● **DATA FOR PROCESSING**
— START —
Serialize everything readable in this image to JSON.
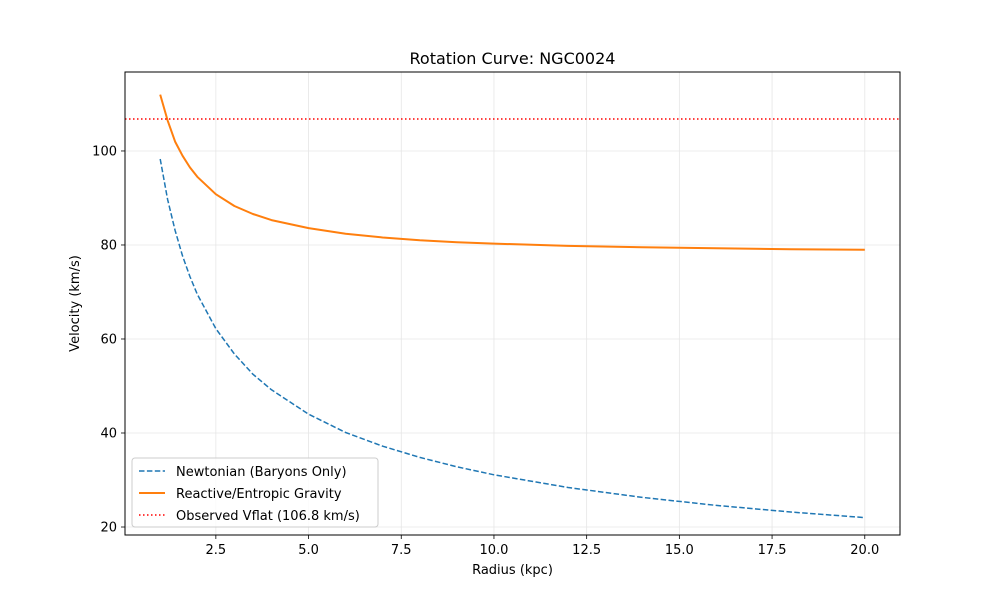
{
  "chart_data": {
    "type": "line",
    "title": "Rotation Curve: NGC0024",
    "xlabel": "Radius (kpc)",
    "ylabel": "Velocity (km/s)",
    "xlim": [
      0.05,
      20.95
    ],
    "ylim": [
      18.3,
      116.8
    ],
    "xticks": [
      {
        "value": 2.5,
        "label": "2.5"
      },
      {
        "value": 5.0,
        "label": "5.0"
      },
      {
        "value": 7.5,
        "label": "7.5"
      },
      {
        "value": 10.0,
        "label": "10.0"
      },
      {
        "value": 12.5,
        "label": "12.5"
      },
      {
        "value": 15.0,
        "label": "15.0"
      },
      {
        "value": 17.5,
        "label": "17.5"
      },
      {
        "value": 20.0,
        "label": "20.0"
      }
    ],
    "yticks": [
      {
        "value": 20,
        "label": "20"
      },
      {
        "value": 40,
        "label": "40"
      },
      {
        "value": 60,
        "label": "60"
      },
      {
        "value": 80,
        "label": "80"
      },
      {
        "value": 100,
        "label": "100"
      }
    ],
    "grid": true,
    "legend_position": "lower-left",
    "series": [
      {
        "name": "Newtonian (Baryons Only)",
        "color": "#1f77b4",
        "style": "dashed",
        "x": [
          1.0,
          1.2,
          1.4,
          1.6,
          1.8,
          2.0,
          2.5,
          3.0,
          3.5,
          4.0,
          5.0,
          6.0,
          7.0,
          8.0,
          9.0,
          10.0,
          12.0,
          14.0,
          16.0,
          18.0,
          20.0
        ],
        "y": [
          98.3,
          89.7,
          83.1,
          77.7,
          73.3,
          69.5,
          62.2,
          56.8,
          52.5,
          49.2,
          44.0,
          40.1,
          37.2,
          34.8,
          32.8,
          31.1,
          28.4,
          26.3,
          24.6,
          23.2,
          22.0
        ]
      },
      {
        "name": "Reactive/Entropic Gravity",
        "color": "#ff7f0e",
        "style": "solid",
        "x": [
          1.0,
          1.2,
          1.4,
          1.6,
          1.8,
          2.0,
          2.5,
          3.0,
          3.5,
          4.0,
          5.0,
          6.0,
          7.0,
          8.0,
          9.0,
          10.0,
          12.0,
          14.0,
          16.0,
          18.0,
          20.0
        ],
        "y": [
          112.0,
          106.5,
          102.0,
          99.0,
          96.5,
          94.5,
          90.8,
          88.3,
          86.6,
          85.3,
          83.6,
          82.4,
          81.6,
          81.0,
          80.6,
          80.3,
          79.8,
          79.5,
          79.3,
          79.1,
          79.0
        ]
      },
      {
        "name": "Observed Vflat (106.8 km/s)",
        "color": "#ff0000",
        "style": "dotted",
        "hline": 106.8
      }
    ]
  }
}
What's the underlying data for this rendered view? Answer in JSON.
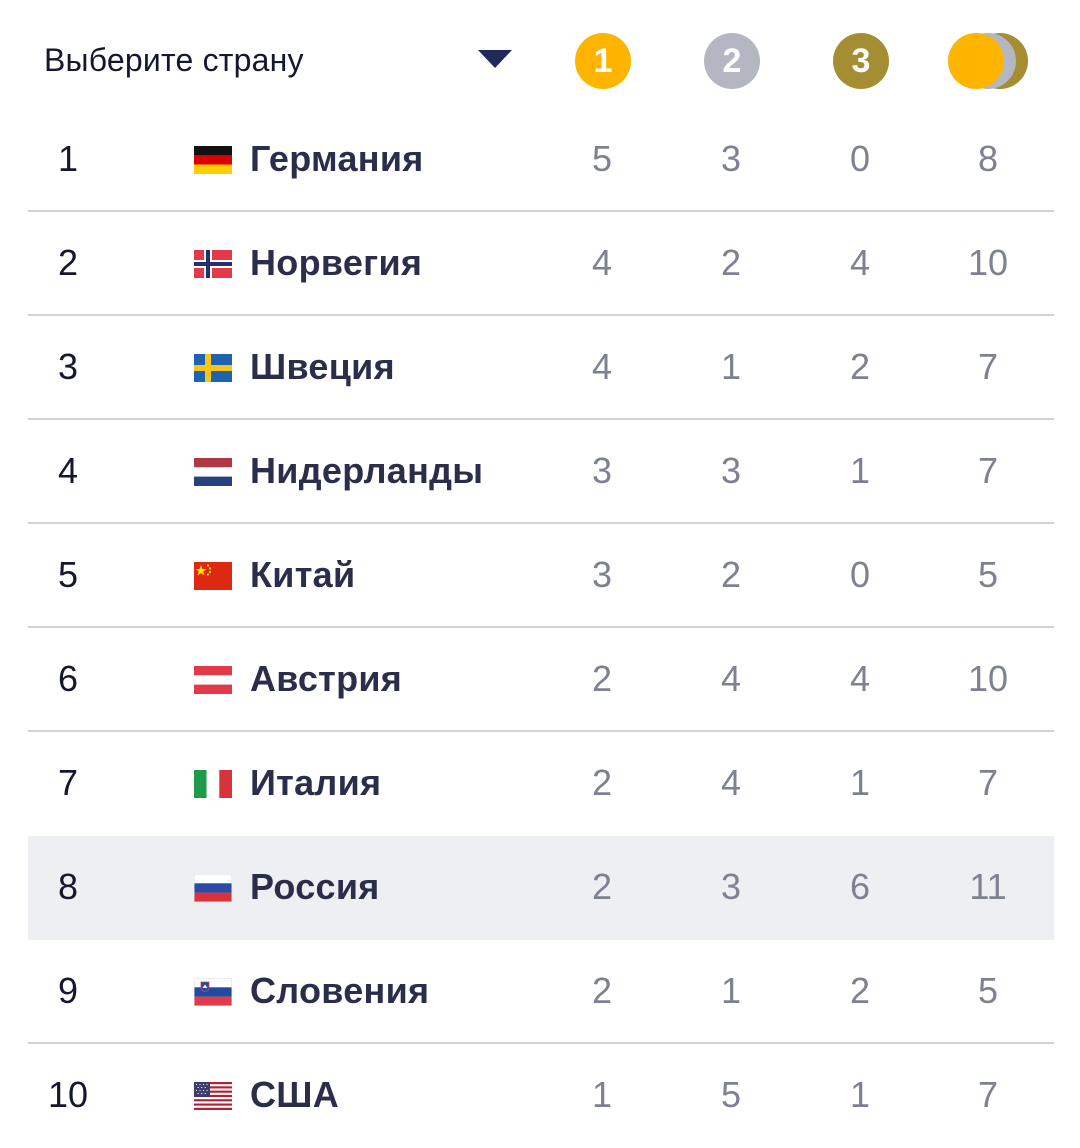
{
  "header": {
    "select_label": "Выберите страну",
    "medals": {
      "gold": {
        "label": "1",
        "color": "#ffb400"
      },
      "silver": {
        "label": "2",
        "color": "#b4b6c2"
      },
      "bronze": {
        "label": "3",
        "color": "#a48d33"
      },
      "total_icon": "stacked-medals-icon"
    }
  },
  "colors": {
    "text_dark": "#15172e",
    "country_text": "#2b2e4a",
    "number_text": "#7d8192",
    "divider": "#cfd2dc",
    "highlight_row": "#eeeff2"
  },
  "rows": [
    {
      "rank": "1",
      "country": "Германия",
      "flag": "germany-flag",
      "gold": "5",
      "silver": "3",
      "bronze": "0",
      "total": "8"
    },
    {
      "rank": "2",
      "country": "Норвегия",
      "flag": "norway-flag",
      "gold": "4",
      "silver": "2",
      "bronze": "4",
      "total": "10"
    },
    {
      "rank": "3",
      "country": "Швеция",
      "flag": "sweden-flag",
      "gold": "4",
      "silver": "1",
      "bronze": "2",
      "total": "7"
    },
    {
      "rank": "4",
      "country": "Нидерланды",
      "flag": "netherlands-flag",
      "gold": "3",
      "silver": "3",
      "bronze": "1",
      "total": "7"
    },
    {
      "rank": "5",
      "country": "Китай",
      "flag": "china-flag",
      "gold": "3",
      "silver": "2",
      "bronze": "0",
      "total": "5"
    },
    {
      "rank": "6",
      "country": "Австрия",
      "flag": "austria-flag",
      "gold": "2",
      "silver": "4",
      "bronze": "4",
      "total": "10"
    },
    {
      "rank": "7",
      "country": "Италия",
      "flag": "italy-flag",
      "gold": "2",
      "silver": "4",
      "bronze": "1",
      "total": "7"
    },
    {
      "rank": "8",
      "country": "Россия",
      "flag": "russia-flag",
      "gold": "2",
      "silver": "3",
      "bronze": "6",
      "total": "11",
      "highlighted": true
    },
    {
      "rank": "9",
      "country": "Словения",
      "flag": "slovenia-flag",
      "gold": "2",
      "silver": "1",
      "bronze": "2",
      "total": "5"
    },
    {
      "rank": "10",
      "country": "США",
      "flag": "usa-flag",
      "gold": "1",
      "silver": "5",
      "bronze": "1",
      "total": "7"
    }
  ]
}
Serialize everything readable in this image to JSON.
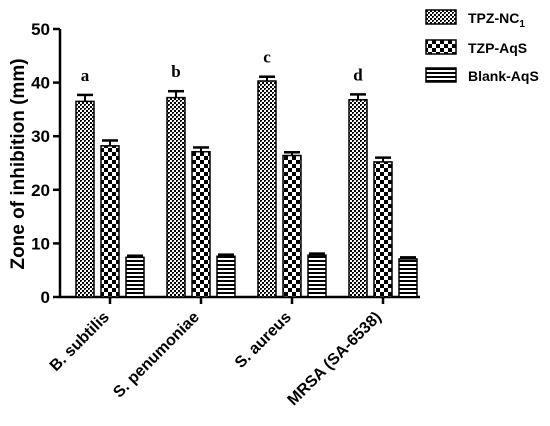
{
  "chart_data": {
    "type": "bar",
    "ylabel": "Zone of inhibition (mm)",
    "ylim": [
      0,
      50
    ],
    "yticks": [
      0,
      10,
      20,
      30,
      40,
      50
    ],
    "grid": false,
    "legend_position": "top-right",
    "categories": [
      "B. subtilis",
      "S. penumoniae",
      "S. aureus",
      "MRSA (SA-6538)"
    ],
    "series": [
      {
        "name": "TPZ-NC",
        "name_subscript": "1",
        "pattern": "crosshatch-dense",
        "values": [
          36.5,
          37.2,
          40.3,
          36.8
        ],
        "errors": [
          1.2,
          1.2,
          0.8,
          1.0
        ]
      },
      {
        "name": "TZP-AqS",
        "pattern": "checker",
        "values": [
          28.2,
          27.1,
          26.4,
          25.2
        ],
        "errors": [
          1.0,
          0.8,
          0.6,
          0.8
        ]
      },
      {
        "name": "Blank-AqS",
        "pattern": "horizontal-stripes",
        "values": [
          7.4,
          7.6,
          7.8,
          7.1
        ],
        "errors": [
          0.3,
          0.3,
          0.3,
          0.3
        ]
      }
    ],
    "annotations": [
      "a",
      "b",
      "c",
      "d"
    ]
  }
}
— END —
● **STATED GOAL**
Go through the material above and print all of it exactly, except the pictures.

● **REPLY**
Serialize everything readable in this image to JSON.
{
  "chart_data": {
    "type": "line",
    "title": "Rotation Curve: NGC0024",
    "xlabel": "Radius (kpc)",
    "ylabel": "Velocity (km/s)",
    "xlim": [
      0.05,
      20.95
    ],
    "ylim": [
      18.3,
      116.8
    ],
    "xticks": [
      {
        "value": 2.5,
        "label": "2.5"
      },
      {
        "value": 5.0,
        "label": "5.0"
      },
      {
        "value": 7.5,
        "label": "7.5"
      },
      {
        "value": 10.0,
        "label": "10.0"
      },
      {
        "value": 12.5,
        "label": "12.5"
      },
      {
        "value": 15.0,
        "label": "15.0"
      },
      {
        "value": 17.5,
        "label": "17.5"
      },
      {
        "value": 20.0,
        "label": "20.0"
      }
    ],
    "yticks": [
      {
        "value": 20,
        "label": "20"
      },
      {
        "value": 40,
        "label": "40"
      },
      {
        "value": 60,
        "label": "60"
      },
      {
        "value": 80,
        "label": "80"
      },
      {
        "value": 100,
        "label": "100"
      }
    ],
    "grid": true,
    "legend_position": "lower-left",
    "series": [
      {
        "name": "Newtonian (Baryons Only)",
        "color": "#1f77b4",
        "style": "dashed",
        "x": [
          1.0,
          1.2,
          1.4,
          1.6,
          1.8,
          2.0,
          2.5,
          3.0,
          3.5,
          4.0,
          5.0,
          6.0,
          7.0,
          8.0,
          9.0,
          10.0,
          12.0,
          14.0,
          16.0,
          18.0,
          20.0
        ],
        "y": [
          98.3,
          89.7,
          83.1,
          77.7,
          73.3,
          69.5,
          62.2,
          56.8,
          52.5,
          49.2,
          44.0,
          40.1,
          37.2,
          34.8,
          32.8,
          31.1,
          28.4,
          26.3,
          24.6,
          23.2,
          22.0
        ]
      },
      {
        "name": "Reactive/Entropic Gravity",
        "color": "#ff7f0e",
        "style": "solid",
        "x": [
          1.0,
          1.2,
          1.4,
          1.6,
          1.8,
          2.0,
          2.5,
          3.0,
          3.5,
          4.0,
          5.0,
          6.0,
          7.0,
          8.0,
          9.0,
          10.0,
          12.0,
          14.0,
          16.0,
          18.0,
          20.0
        ],
        "y": [
          112.0,
          106.5,
          102.0,
          99.0,
          96.5,
          94.5,
          90.8,
          88.3,
          86.6,
          85.3,
          83.6,
          82.4,
          81.6,
          81.0,
          80.6,
          80.3,
          79.8,
          79.5,
          79.3,
          79.1,
          79.0
        ]
      },
      {
        "name": "Observed Vflat (106.8 km/s)",
        "color": "#ff0000",
        "style": "dotted",
        "hline": 106.8
      }
    ]
  }
}
What's the underlying data for this rendered view? Answer in JSON.
{
  "header": {
    "select_label": "Выберите страну",
    "medals": {
      "gold": {
        "label": "1",
        "color": "#ffb400"
      },
      "silver": {
        "label": "2",
        "color": "#b4b6c2"
      },
      "bronze": {
        "label": "3",
        "color": "#a48d33"
      },
      "total_icon": "stacked-medals-icon"
    }
  },
  "colors": {
    "text_dark": "#15172e",
    "country_text": "#2b2e4a",
    "number_text": "#7d8192",
    "divider": "#cfd2dc",
    "highlight_row": "#eeeff2"
  },
  "rows": [
    {
      "rank": "1",
      "country": "Германия",
      "flag": "germany-flag",
      "gold": "5",
      "silver": "3",
      "bronze": "0",
      "total": "8"
    },
    {
      "rank": "2",
      "country": "Норвегия",
      "flag": "norway-flag",
      "gold": "4",
      "silver": "2",
      "bronze": "4",
      "total": "10"
    },
    {
      "rank": "3",
      "country": "Швеция",
      "flag": "sweden-flag",
      "gold": "4",
      "silver": "1",
      "bronze": "2",
      "total": "7"
    },
    {
      "rank": "4",
      "country": "Нидерланды",
      "flag": "netherlands-flag",
      "gold": "3",
      "silver": "3",
      "bronze": "1",
      "total": "7"
    },
    {
      "rank": "5",
      "country": "Китай",
      "flag": "china-flag",
      "gold": "3",
      "silver": "2",
      "bronze": "0",
      "total": "5"
    },
    {
      "rank": "6",
      "country": "Австрия",
      "flag": "austria-flag",
      "gold": "2",
      "silver": "4",
      "bronze": "4",
      "total": "10"
    },
    {
      "rank": "7",
      "country": "Италия",
      "flag": "italy-flag",
      "gold": "2",
      "silver": "4",
      "bronze": "1",
      "total": "7"
    },
    {
      "rank": "8",
      "country": "Россия",
      "flag": "russia-flag",
      "gold": "2",
      "silver": "3",
      "bronze": "6",
      "total": "11",
      "highlighted": true
    },
    {
      "rank": "9",
      "country": "Словения",
      "flag": "slovenia-flag",
      "gold": "2",
      "silver": "1",
      "bronze": "2",
      "total": "5"
    },
    {
      "rank": "10",
      "country": "США",
      "flag": "usa-flag",
      "gold": "1",
      "silver": "5",
      "bronze": "1",
      "total": "7"
    }
  ]
}
Serialize everything readable in this image to JSON.
{
  "chart_data": {
    "type": "bar",
    "ylabel": "Zone of inhibition (mm)",
    "ylim": [
      0,
      50
    ],
    "yticks": [
      0,
      10,
      20,
      30,
      40,
      50
    ],
    "grid": false,
    "legend_position": "top-right",
    "categories": [
      "B. subtilis",
      "S. penumoniae",
      "S. aureus",
      "MRSA (SA-6538)"
    ],
    "series": [
      {
        "name": "TPZ-NC",
        "name_subscript": "1",
        "pattern": "crosshatch-dense",
        "values": [
          36.5,
          37.2,
          40.3,
          36.8
        ],
        "errors": [
          1.2,
          1.2,
          0.8,
          1.0
        ]
      },
      {
        "name": "TZP-AqS",
        "pattern": "checker",
        "values": [
          28.2,
          27.1,
          26.4,
          25.2
        ],
        "errors": [
          1.0,
          0.8,
          0.6,
          0.8
        ]
      },
      {
        "name": "Blank-AqS",
        "pattern": "horizontal-stripes",
        "values": [
          7.4,
          7.6,
          7.8,
          7.1
        ],
        "errors": [
          0.3,
          0.3,
          0.3,
          0.3
        ]
      }
    ],
    "annotations": [
      "a",
      "b",
      "c",
      "d"
    ]
  }
}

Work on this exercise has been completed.